# STORED RECORDS start
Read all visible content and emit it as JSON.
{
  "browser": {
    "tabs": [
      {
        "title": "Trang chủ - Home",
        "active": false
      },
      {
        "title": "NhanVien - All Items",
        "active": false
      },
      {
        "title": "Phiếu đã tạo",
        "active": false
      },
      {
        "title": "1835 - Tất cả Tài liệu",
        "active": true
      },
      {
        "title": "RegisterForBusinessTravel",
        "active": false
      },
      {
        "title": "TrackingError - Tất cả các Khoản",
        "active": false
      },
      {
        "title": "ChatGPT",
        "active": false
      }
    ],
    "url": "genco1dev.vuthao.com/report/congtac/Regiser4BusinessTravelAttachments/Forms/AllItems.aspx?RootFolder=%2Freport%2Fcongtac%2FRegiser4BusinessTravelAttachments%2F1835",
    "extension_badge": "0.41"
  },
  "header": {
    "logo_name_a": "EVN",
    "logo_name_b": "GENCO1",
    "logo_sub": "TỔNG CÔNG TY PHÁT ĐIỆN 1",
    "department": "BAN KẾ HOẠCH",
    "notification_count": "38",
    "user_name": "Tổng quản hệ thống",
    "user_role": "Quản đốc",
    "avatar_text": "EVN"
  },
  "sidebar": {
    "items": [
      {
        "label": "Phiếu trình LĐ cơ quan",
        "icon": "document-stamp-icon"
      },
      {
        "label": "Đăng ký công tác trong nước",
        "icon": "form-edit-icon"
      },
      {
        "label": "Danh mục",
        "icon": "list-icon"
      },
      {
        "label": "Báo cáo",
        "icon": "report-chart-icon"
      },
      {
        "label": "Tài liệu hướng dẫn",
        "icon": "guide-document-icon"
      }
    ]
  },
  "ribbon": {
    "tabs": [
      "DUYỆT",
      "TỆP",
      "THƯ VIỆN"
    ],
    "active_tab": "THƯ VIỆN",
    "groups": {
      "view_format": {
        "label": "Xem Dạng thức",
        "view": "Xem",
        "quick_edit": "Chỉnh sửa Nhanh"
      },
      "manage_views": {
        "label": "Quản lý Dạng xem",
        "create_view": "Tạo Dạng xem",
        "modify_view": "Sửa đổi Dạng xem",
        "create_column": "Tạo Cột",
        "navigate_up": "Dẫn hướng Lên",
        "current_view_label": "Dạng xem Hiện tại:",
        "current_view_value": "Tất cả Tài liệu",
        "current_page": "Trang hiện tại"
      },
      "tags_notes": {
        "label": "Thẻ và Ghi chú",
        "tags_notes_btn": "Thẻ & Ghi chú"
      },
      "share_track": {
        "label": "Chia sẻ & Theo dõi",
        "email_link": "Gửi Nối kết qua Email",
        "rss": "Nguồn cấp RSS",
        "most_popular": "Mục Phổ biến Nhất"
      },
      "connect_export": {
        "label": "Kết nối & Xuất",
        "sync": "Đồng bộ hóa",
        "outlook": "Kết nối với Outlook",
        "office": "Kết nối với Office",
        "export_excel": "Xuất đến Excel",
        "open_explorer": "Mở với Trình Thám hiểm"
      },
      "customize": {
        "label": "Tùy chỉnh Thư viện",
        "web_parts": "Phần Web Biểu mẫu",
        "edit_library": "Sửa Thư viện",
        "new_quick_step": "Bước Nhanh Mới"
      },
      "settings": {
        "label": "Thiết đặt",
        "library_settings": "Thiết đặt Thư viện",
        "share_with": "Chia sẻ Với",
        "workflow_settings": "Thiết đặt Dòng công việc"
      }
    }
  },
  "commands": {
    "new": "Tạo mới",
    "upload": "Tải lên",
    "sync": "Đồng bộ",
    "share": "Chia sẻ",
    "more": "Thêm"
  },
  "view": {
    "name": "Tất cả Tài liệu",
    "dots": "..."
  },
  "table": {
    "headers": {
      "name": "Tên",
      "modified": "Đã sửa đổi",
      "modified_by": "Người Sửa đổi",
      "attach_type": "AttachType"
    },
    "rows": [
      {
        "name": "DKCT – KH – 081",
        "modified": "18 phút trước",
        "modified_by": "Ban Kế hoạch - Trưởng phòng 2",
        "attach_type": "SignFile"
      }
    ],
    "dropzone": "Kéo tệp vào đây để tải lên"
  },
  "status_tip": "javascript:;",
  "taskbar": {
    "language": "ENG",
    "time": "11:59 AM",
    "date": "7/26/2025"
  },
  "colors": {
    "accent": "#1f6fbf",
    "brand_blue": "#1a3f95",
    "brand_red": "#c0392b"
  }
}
# STORED RECORDS end
> WHAT IS NEEDED
Using the records above, list each line that includes "title".

> WRITTEN ANSWER
        "title": "Trang chủ - Home",
        "title": "NhanVien - All Items",
        "title": "Phiếu đã tạo",
        "title": "1835 - Tất cả Tài liệu",
        "title": "RegisterForBusinessTravel",
        "title": "TrackingError - Tất cả các Khoản",
        "title": "ChatGPT",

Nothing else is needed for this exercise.